* [Instructions for the task]: Repeat the listing in full, preserving every character.

* [Extracted entries]:
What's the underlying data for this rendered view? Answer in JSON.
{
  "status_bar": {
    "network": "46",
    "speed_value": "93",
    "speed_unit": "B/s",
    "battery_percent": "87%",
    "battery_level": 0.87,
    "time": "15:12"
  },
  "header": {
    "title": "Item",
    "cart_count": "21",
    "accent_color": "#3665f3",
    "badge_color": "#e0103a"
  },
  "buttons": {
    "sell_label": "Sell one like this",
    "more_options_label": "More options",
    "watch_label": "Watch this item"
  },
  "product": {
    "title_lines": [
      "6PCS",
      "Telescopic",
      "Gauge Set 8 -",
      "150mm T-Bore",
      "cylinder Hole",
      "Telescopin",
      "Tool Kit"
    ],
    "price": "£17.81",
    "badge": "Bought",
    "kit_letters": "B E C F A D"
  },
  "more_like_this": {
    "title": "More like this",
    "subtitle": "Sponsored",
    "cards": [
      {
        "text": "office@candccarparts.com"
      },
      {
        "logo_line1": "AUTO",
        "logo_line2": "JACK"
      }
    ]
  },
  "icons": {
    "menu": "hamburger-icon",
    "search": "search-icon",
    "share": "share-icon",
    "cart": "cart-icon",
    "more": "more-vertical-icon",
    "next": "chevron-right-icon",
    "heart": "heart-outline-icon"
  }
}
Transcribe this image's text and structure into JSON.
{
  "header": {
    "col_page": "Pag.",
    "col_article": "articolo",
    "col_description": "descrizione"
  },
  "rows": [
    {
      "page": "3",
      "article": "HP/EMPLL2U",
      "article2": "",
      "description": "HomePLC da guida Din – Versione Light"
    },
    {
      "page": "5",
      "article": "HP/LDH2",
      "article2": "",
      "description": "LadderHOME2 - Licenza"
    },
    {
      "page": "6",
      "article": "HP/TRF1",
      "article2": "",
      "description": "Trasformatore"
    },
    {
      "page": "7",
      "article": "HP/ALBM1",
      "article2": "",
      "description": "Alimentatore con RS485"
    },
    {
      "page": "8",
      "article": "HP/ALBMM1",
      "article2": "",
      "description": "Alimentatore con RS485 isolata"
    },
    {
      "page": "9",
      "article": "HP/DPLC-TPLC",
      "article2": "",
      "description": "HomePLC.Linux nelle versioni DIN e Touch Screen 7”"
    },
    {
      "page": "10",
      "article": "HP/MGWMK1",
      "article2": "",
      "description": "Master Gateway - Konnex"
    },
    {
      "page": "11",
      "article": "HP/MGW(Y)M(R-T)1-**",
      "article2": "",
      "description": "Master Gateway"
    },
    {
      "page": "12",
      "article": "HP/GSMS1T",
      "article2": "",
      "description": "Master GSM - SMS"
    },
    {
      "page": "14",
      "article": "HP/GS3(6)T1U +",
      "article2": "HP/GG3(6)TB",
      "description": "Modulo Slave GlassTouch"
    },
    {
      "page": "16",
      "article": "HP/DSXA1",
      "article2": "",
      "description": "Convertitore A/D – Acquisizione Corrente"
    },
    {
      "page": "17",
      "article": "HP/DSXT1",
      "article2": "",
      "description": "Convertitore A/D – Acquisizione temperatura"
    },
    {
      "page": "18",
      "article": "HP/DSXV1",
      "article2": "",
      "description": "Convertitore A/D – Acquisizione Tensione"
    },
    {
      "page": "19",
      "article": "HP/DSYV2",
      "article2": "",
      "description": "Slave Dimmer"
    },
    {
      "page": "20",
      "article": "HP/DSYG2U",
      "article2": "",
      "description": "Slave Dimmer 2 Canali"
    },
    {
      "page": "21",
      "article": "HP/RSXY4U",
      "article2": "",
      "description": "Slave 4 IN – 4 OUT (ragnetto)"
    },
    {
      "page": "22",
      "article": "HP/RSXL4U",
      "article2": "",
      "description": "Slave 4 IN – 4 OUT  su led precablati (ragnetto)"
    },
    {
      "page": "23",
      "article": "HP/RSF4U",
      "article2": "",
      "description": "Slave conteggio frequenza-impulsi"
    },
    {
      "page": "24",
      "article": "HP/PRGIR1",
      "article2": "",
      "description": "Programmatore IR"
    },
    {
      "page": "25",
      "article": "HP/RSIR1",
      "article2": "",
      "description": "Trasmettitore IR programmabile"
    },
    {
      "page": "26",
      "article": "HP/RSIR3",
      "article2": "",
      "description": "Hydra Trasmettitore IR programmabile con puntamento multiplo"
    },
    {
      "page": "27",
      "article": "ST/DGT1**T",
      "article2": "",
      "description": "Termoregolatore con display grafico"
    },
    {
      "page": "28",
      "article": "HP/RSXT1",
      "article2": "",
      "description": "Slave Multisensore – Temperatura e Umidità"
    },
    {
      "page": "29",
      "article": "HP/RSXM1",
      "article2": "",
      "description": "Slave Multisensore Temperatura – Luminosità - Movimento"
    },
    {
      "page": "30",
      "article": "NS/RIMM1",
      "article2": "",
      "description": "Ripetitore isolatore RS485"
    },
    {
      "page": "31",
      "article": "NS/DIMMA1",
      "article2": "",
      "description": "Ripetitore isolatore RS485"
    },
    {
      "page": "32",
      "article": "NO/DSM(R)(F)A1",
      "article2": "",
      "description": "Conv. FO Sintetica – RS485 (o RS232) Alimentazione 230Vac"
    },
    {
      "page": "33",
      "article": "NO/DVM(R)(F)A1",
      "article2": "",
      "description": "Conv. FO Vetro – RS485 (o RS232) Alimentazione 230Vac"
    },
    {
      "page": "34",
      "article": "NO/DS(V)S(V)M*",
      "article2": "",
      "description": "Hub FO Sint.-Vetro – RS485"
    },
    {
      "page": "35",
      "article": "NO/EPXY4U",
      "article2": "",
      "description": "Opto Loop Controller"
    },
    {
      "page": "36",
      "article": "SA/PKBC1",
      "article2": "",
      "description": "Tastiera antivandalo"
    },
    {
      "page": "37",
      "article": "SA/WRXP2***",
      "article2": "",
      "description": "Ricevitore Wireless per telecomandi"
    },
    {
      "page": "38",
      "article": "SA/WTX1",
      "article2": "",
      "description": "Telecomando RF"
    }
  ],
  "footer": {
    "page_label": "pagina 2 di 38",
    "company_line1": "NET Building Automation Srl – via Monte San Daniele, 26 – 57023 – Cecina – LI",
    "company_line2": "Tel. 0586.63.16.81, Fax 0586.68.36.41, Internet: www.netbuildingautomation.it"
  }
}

* [Response to the exercise]:
What's the underlying data for this rendered view? Answer in JSON.
{
  "status_bar": {
    "network": "46",
    "speed_value": "93",
    "speed_unit": "B/s",
    "battery_percent": "87%",
    "battery_level": 0.87,
    "time": "15:12"
  },
  "header": {
    "title": "Item",
    "cart_count": "21",
    "accent_color": "#3665f3",
    "badge_color": "#e0103a"
  },
  "buttons": {
    "sell_label": "Sell one like this",
    "more_options_label": "More options",
    "watch_label": "Watch this item"
  },
  "product": {
    "title_lines": [
      "6PCS",
      "Telescopic",
      "Gauge Set 8 -",
      "150mm T-Bore",
      "cylinder Hole",
      "Telescopin",
      "Tool Kit"
    ],
    "price": "£17.81",
    "badge": "Bought",
    "kit_letters": "B E C F A D"
  },
  "more_like_this": {
    "title": "More like this",
    "subtitle": "Sponsored",
    "cards": [
      {
        "text": "office@candccarparts.com"
      },
      {
        "logo_line1": "AUTO",
        "logo_line2": "JACK"
      }
    ]
  },
  "icons": {
    "menu": "hamburger-icon",
    "search": "search-icon",
    "share": "share-icon",
    "cart": "cart-icon",
    "more": "more-vertical-icon",
    "next": "chevron-right-icon",
    "heart": "heart-outline-icon"
  }
}
Transcribe this image's text and structure into JSON.
{
  "header": {
    "col_page": "Pag.",
    "col_article": "articolo",
    "col_description": "descrizione"
  },
  "rows": [
    {
      "page": "3",
      "article": "HP/EMPLL2U",
      "article2": "",
      "description": "HomePLC da guida Din – Versione Light"
    },
    {
      "page": "5",
      "article": "HP/LDH2",
      "article2": "",
      "description": "LadderHOME2 - Licenza"
    },
    {
      "page": "6",
      "article": "HP/TRF1",
      "article2": "",
      "description": "Trasformatore"
    },
    {
      "page": "7",
      "article": "HP/ALBM1",
      "article2": "",
      "description": "Alimentatore con RS485"
    },
    {
      "page": "8",
      "article": "HP/ALBMM1",
      "article2": "",
      "description": "Alimentatore con RS485 isolata"
    },
    {
      "page": "9",
      "article": "HP/DPLC-TPLC",
      "article2": "",
      "description": "HomePLC.Linux nelle versioni DIN e Touch Screen 7”"
    },
    {
      "page": "10",
      "article": "HP/MGWMK1",
      "article2": "",
      "description": "Master Gateway - Konnex"
    },
    {
      "page": "11",
      "article": "HP/MGW(Y)M(R-T)1-**",
      "article2": "",
      "description": "Master Gateway"
    },
    {
      "page": "12",
      "article": "HP/GSMS1T",
      "article2": "",
      "description": "Master GSM - SMS"
    },
    {
      "page": "14",
      "article": "HP/GS3(6)T1U +",
      "article2": "HP/GG3(6)TB",
      "description": "Modulo Slave GlassTouch"
    },
    {
      "page": "16",
      "article": "HP/DSXA1",
      "article2": "",
      "description": "Convertitore A/D – Acquisizione Corrente"
    },
    {
      "page": "17",
      "article": "HP/DSXT1",
      "article2": "",
      "description": "Convertitore A/D – Acquisizione temperatura"
    },
    {
      "page": "18",
      "article": "HP/DSXV1",
      "article2": "",
      "description": "Convertitore A/D – Acquisizione Tensione"
    },
    {
      "page": "19",
      "article": "HP/DSYV2",
      "article2": "",
      "description": "Slave Dimmer"
    },
    {
      "page": "20",
      "article": "HP/DSYG2U",
      "article2": "",
      "description": "Slave Dimmer 2 Canali"
    },
    {
      "page": "21",
      "article": "HP/RSXY4U",
      "article2": "",
      "description": "Slave 4 IN – 4 OUT (ragnetto)"
    },
    {
      "page": "22",
      "article": "HP/RSXL4U",
      "article2": "",
      "description": "Slave 4 IN – 4 OUT  su led precablati (ragnetto)"
    },
    {
      "page": "23",
      "article": "HP/RSF4U",
      "article2": "",
      "description": "Slave conteggio frequenza-impulsi"
    },
    {
      "page": "24",
      "article": "HP/PRGIR1",
      "article2": "",
      "description": "Programmatore IR"
    },
    {
      "page": "25",
      "article": "HP/RSIR1",
      "article2": "",
      "description": "Trasmettitore IR programmabile"
    },
    {
      "page": "26",
      "article": "HP/RSIR3",
      "article2": "",
      "description": "Hydra Trasmettitore IR programmabile con puntamento multiplo"
    },
    {
      "page": "27",
      "article": "ST/DGT1**T",
      "article2": "",
      "description": "Termoregolatore con display grafico"
    },
    {
      "page": "28",
      "article": "HP/RSXT1",
      "article2": "",
      "description": "Slave Multisensore – Temperatura e Umidità"
    },
    {
      "page": "29",
      "article": "HP/RSXM1",
      "article2": "",
      "description": "Slave Multisensore Temperatura – Luminosità - Movimento"
    },
    {
      "page": "30",
      "article": "NS/RIMM1",
      "article2": "",
      "description": "Ripetitore isolatore RS485"
    },
    {
      "page": "31",
      "article": "NS/DIMMA1",
      "article2": "",
      "description": "Ripetitore isolatore RS485"
    },
    {
      "page": "32",
      "article": "NO/DSM(R)(F)A1",
      "article2": "",
      "description": "Conv. FO Sintetica – RS485 (o RS232) Alimentazione 230Vac"
    },
    {
      "page": "33",
      "article": "NO/DVM(R)(F)A1",
      "article2": "",
      "description": "Conv. FO Vetro – RS485 (o RS232) Alimentazione 230Vac"
    },
    {
      "page": "34",
      "article": "NO/DS(V)S(V)M*",
      "article2": "",
      "description": "Hub FO Sint.-Vetro – RS485"
    },
    {
      "page": "35",
      "article": "NO/EPXY4U",
      "article2": "",
      "description": "Opto Loop Controller"
    },
    {
      "page": "36",
      "article": "SA/PKBC1",
      "article2": "",
      "description": "Tastiera antivandalo"
    },
    {
      "page": "37",
      "article": "SA/WRXP2***",
      "article2": "",
      "description": "Ricevitore Wireless per telecomandi"
    },
    {
      "page": "38",
      "article": "SA/WTX1",
      "article2": "",
      "description": "Telecomando RF"
    }
  ],
  "footer": {
    "page_label": "pagina 2 di 38",
    "company_line1": "NET Building Automation Srl – via Monte San Daniele, 26 – 57023 – Cecina – LI",
    "company_line2": "Tel. 0586.63.16.81, Fax 0586.68.36.41, Internet: www.netbuildingautomation.it"
  }
}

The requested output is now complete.